━━ SOURCE DATA ━━
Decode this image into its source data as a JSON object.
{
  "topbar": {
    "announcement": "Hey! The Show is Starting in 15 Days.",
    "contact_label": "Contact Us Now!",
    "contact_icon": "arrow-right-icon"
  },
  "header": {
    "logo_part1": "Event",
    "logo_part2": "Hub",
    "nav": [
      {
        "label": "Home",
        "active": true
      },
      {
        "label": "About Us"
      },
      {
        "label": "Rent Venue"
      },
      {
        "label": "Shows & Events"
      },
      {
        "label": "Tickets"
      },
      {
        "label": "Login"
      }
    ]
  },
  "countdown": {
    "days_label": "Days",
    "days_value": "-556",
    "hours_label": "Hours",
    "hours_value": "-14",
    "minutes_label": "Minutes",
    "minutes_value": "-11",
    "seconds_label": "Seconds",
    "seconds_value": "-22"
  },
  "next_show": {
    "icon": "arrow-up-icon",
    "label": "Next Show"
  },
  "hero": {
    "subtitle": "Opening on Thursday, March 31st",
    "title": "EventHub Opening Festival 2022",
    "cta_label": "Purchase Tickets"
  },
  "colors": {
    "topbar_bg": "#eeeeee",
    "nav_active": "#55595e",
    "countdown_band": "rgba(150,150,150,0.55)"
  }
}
━━━
*GIVEN TASK*
Exactly as written, please output every entry.

*TASK SOLUTION*
Decode this image into its source data as a JSON object.
{
  "topbar": {
    "announcement": "Hey! The Show is Starting in 15 Days.",
    "contact_label": "Contact Us Now!",
    "contact_icon": "arrow-right-icon"
  },
  "header": {
    "logo_part1": "Event",
    "logo_part2": "Hub",
    "nav": [
      {
        "label": "Home",
        "active": true
      },
      {
        "label": "About Us"
      },
      {
        "label": "Rent Venue"
      },
      {
        "label": "Shows & Events"
      },
      {
        "label": "Tickets"
      },
      {
        "label": "Login"
      }
    ]
  },
  "countdown": {
    "days_label": "Days",
    "days_value": "-556",
    "hours_label": "Hours",
    "hours_value": "-14",
    "minutes_label": "Minutes",
    "minutes_value": "-11",
    "seconds_label": "Seconds",
    "seconds_value": "-22"
  },
  "next_show": {
    "icon": "arrow-up-icon",
    "label": "Next Show"
  },
  "hero": {
    "subtitle": "Opening on Thursday, March 31st",
    "title": "EventHub Opening Festival 2022",
    "cta_label": "Purchase Tickets"
  },
  "colors": {
    "topbar_bg": "#eeeeee",
    "nav_active": "#55595e",
    "countdown_band": "rgba(150,150,150,0.55)"
  }
}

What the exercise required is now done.